Dataset excerpts:
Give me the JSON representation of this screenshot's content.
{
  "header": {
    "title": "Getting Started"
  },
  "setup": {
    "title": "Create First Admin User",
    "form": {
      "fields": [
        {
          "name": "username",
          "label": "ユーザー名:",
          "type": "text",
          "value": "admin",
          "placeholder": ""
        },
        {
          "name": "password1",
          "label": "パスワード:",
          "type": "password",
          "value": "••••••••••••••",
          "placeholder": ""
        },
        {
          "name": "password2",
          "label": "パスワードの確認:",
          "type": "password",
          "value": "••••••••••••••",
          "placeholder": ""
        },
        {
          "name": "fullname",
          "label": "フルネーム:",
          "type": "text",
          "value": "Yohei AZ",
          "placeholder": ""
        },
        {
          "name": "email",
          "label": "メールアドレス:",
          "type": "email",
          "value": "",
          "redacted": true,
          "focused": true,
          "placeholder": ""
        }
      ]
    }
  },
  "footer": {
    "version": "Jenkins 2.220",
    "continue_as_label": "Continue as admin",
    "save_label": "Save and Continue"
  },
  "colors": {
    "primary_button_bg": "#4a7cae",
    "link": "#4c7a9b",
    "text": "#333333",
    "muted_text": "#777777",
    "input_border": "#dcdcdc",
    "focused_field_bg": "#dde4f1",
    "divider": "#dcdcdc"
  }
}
==
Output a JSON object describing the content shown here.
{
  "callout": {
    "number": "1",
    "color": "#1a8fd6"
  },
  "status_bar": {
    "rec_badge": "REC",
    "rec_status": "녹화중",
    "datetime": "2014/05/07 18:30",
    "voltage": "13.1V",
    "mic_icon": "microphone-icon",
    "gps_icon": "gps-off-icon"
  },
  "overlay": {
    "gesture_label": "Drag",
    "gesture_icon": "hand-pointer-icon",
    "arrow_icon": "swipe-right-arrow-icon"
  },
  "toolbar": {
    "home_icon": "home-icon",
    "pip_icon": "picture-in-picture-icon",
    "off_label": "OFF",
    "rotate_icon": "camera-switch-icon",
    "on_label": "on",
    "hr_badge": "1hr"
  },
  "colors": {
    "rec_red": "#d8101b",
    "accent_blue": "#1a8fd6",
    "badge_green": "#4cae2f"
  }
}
--
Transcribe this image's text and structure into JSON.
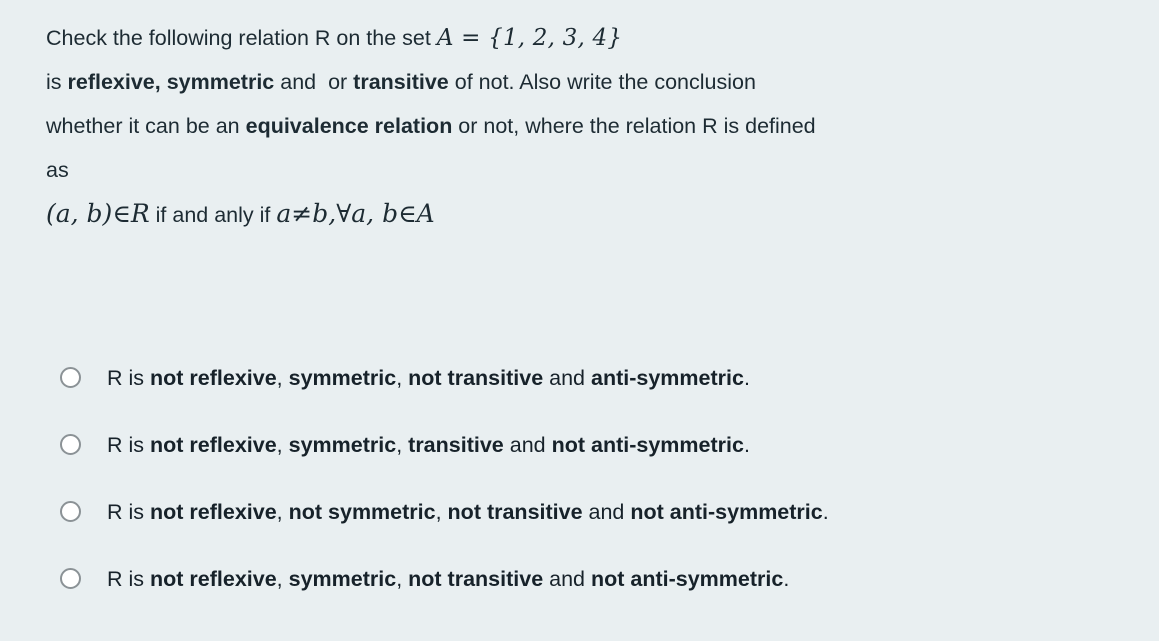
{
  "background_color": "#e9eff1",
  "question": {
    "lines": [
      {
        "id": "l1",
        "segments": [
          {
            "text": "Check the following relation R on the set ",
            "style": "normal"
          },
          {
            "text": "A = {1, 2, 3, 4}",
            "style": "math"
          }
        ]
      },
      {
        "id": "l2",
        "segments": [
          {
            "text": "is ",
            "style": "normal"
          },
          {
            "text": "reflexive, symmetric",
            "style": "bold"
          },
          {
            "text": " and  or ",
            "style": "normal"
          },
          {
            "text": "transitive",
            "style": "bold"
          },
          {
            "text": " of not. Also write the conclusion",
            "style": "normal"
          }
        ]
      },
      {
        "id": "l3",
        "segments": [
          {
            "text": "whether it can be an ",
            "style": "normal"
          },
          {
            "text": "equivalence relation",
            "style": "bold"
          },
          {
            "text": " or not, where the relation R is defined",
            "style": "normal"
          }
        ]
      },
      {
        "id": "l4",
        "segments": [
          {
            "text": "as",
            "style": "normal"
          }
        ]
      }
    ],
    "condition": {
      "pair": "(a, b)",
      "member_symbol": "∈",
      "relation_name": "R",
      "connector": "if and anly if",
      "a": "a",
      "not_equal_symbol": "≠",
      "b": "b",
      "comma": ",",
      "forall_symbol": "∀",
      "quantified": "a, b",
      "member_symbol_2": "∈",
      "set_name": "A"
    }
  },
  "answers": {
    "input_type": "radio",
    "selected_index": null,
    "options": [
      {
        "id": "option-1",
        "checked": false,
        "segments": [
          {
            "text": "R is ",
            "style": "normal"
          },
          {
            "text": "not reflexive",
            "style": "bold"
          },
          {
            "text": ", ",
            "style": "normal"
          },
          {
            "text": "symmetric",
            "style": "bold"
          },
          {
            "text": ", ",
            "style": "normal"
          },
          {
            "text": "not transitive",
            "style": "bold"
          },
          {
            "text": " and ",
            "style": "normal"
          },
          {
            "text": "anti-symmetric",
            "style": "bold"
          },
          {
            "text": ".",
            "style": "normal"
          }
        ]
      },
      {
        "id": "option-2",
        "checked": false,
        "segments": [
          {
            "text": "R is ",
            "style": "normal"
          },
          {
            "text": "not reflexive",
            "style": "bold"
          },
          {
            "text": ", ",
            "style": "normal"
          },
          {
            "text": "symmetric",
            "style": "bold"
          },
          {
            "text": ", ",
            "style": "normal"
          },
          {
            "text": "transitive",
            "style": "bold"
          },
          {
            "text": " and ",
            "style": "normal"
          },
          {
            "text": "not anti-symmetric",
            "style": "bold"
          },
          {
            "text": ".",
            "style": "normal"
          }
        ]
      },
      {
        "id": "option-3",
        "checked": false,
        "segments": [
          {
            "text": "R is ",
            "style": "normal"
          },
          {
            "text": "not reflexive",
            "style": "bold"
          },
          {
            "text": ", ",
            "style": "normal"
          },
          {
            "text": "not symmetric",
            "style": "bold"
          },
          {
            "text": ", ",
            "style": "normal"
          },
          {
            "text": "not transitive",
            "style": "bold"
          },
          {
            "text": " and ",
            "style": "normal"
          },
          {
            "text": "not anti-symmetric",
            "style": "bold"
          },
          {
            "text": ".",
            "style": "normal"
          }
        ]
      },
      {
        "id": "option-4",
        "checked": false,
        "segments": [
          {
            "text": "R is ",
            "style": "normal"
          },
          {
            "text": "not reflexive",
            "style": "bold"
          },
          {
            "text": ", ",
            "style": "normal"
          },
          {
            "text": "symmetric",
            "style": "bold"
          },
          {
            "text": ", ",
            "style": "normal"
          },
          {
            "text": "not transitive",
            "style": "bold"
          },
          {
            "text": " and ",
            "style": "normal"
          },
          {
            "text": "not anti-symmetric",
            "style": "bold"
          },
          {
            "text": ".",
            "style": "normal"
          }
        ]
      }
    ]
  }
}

Work instructions: Select and copy every line of the listing with the word "Continue".

Written solution:
    "continue_as_label": "Continue as admin",
    "save_label": "Save and Continue"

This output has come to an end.